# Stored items
*-*-*
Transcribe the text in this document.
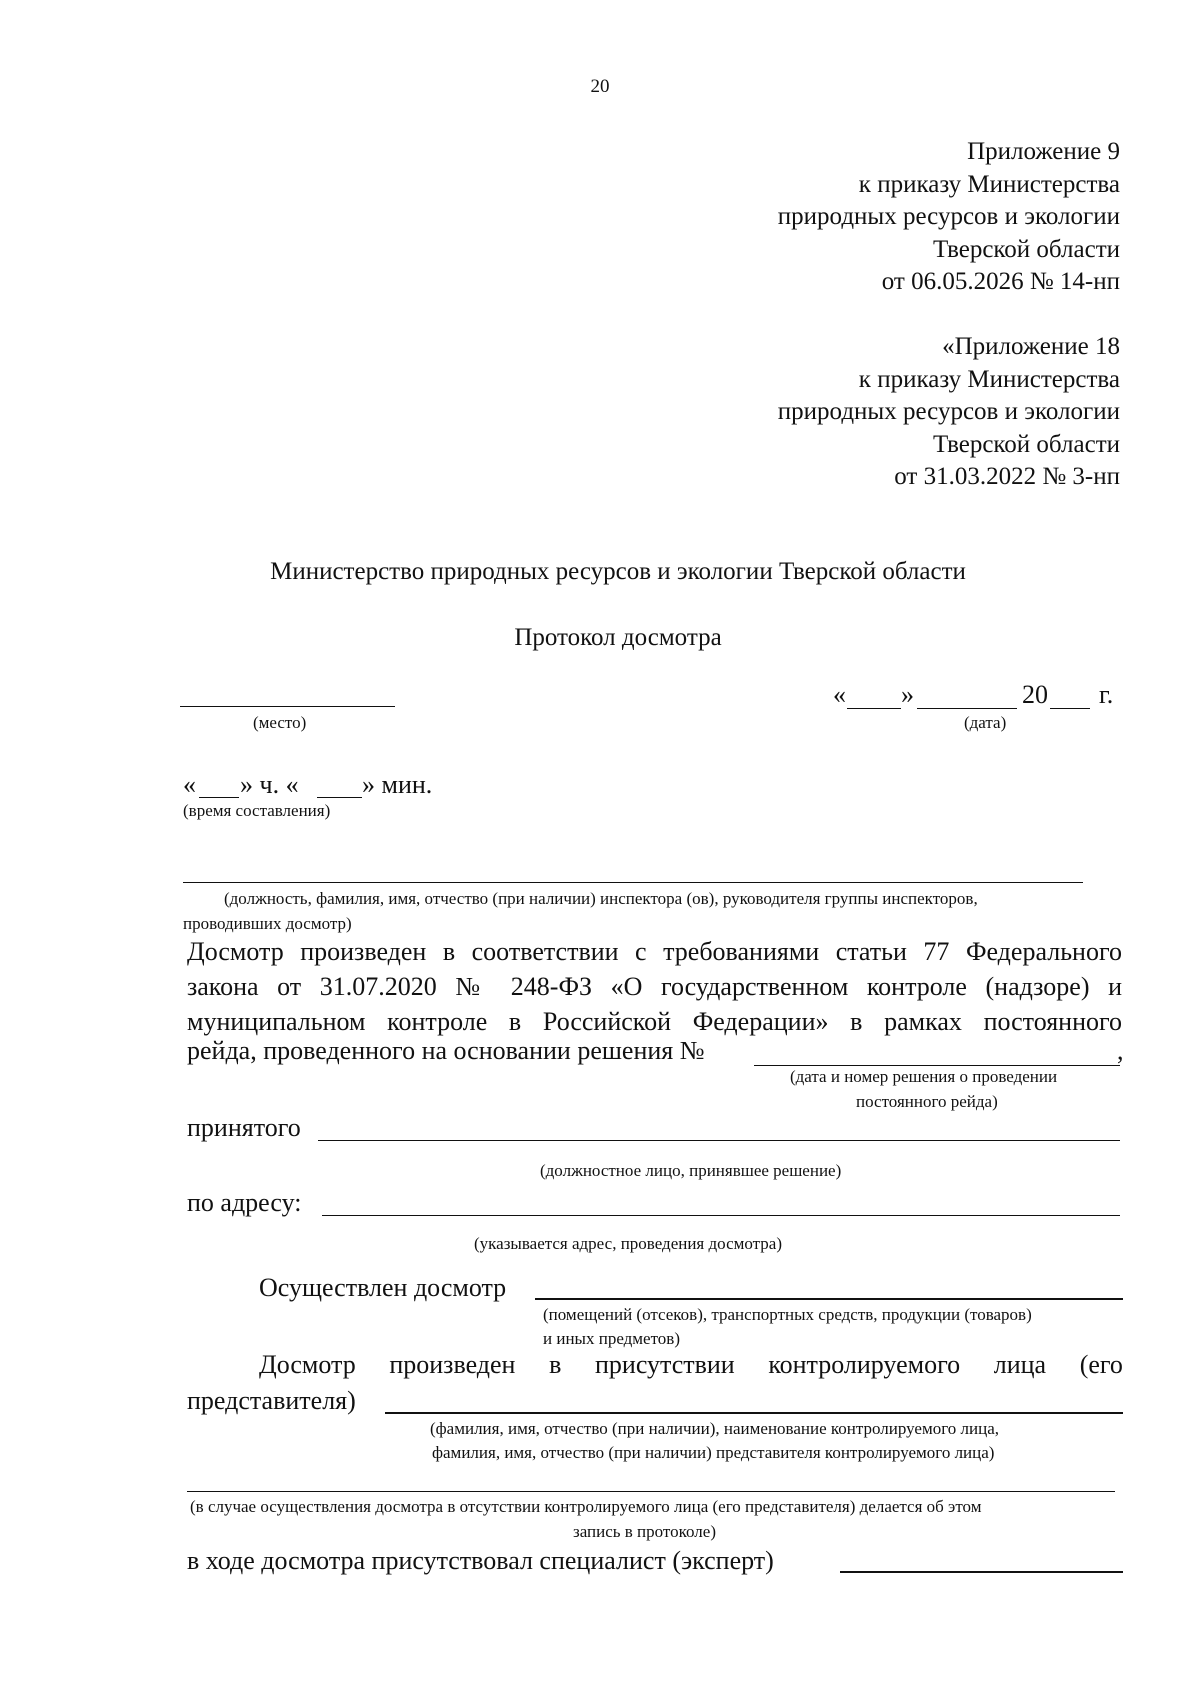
20
Приложение 9
к приказу Министерства
природных ресурсов и экологии
Тверской области
от 06.05.2026 № 14-нп
«Приложение 18
к приказу Министерства
природных ресурсов и экологии
Тверской области
от 31.03.2022 № 3-нп
Министерство природных ресурсов и экологии Тверской области
Протокол досмотра
(место)
« »	20 г.
(дата)
« » ч. « » мин.
(время составления)
(должность, фамилия, имя, отчество (при наличии) инспектора (ов), руководителя группы инспекторов,
проводивших досмотр)
Досмотр произведен в соответствии с требованиями статьи 77 Федерального
закона от 31.07.2020 № 248-ФЗ «О государственном контроле (надзоре) и
муниципальном контроле в Российской Федерации» в рамках постоянного
рейда, проведенного на основании решения №	,
(дата и номер решения о проведении
постоянного рейда)
принятого
(должностное лицо, принявшее решение)
по адресу:
(указывается адрес, проведения досмотра)
Осуществлен досмотр
(помещений (отсеков), транспортных средств, продукции (товаров)
и иных предметов)
Досмотр произведен в присутствии контролируемого лица (его
представителя)
(фамилия, имя, отчество (при наличии), наименование контролируемого лица,
фамилия, имя, отчество (при наличии) представителя контролируемого лица)
(в случае осуществления досмотра в отсутствии контролируемого лица (его представителя) делается об этом
запись в протоколе)
в ходе досмотра присутствовал специалист (эксперт)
*-*-*
# WHAT THE TASK ASKS
State how many lines of the records above contain the word "представителя", and give only that number.

# THE RESULT
3